[Rows start]

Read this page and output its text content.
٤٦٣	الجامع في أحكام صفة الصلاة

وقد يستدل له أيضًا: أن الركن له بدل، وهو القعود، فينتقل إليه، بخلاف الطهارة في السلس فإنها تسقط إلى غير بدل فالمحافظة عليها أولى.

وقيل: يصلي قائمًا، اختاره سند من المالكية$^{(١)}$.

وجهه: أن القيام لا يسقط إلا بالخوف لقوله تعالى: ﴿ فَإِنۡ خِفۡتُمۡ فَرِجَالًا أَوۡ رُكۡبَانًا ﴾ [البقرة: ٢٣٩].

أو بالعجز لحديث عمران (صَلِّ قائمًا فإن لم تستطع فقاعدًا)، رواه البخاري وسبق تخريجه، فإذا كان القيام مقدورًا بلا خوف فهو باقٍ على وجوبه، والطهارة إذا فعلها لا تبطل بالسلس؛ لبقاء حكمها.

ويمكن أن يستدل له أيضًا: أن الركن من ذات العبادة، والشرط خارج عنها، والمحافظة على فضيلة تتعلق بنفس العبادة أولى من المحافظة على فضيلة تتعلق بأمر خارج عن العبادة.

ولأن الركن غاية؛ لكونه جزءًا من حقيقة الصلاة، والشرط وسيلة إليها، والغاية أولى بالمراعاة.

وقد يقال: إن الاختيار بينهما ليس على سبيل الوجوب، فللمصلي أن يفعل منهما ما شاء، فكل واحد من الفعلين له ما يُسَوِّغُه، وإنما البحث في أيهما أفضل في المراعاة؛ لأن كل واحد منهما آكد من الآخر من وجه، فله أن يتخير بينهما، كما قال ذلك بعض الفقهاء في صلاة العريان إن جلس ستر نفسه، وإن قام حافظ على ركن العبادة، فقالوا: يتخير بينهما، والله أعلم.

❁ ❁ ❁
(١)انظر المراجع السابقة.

[Rows end]
[Rows start]

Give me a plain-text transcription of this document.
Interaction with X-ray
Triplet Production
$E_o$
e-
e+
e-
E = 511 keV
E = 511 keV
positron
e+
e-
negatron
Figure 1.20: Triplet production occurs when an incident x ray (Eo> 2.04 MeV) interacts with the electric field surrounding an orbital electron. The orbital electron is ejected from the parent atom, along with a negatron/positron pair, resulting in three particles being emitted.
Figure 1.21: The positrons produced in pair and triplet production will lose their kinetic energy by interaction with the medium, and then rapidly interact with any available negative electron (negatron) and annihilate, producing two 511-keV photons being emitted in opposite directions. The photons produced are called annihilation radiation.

[Rows end]

→ **Your objective**:
Say how many lines of the data include the word "text". Respond with the number alone.

→ **Task output**:
2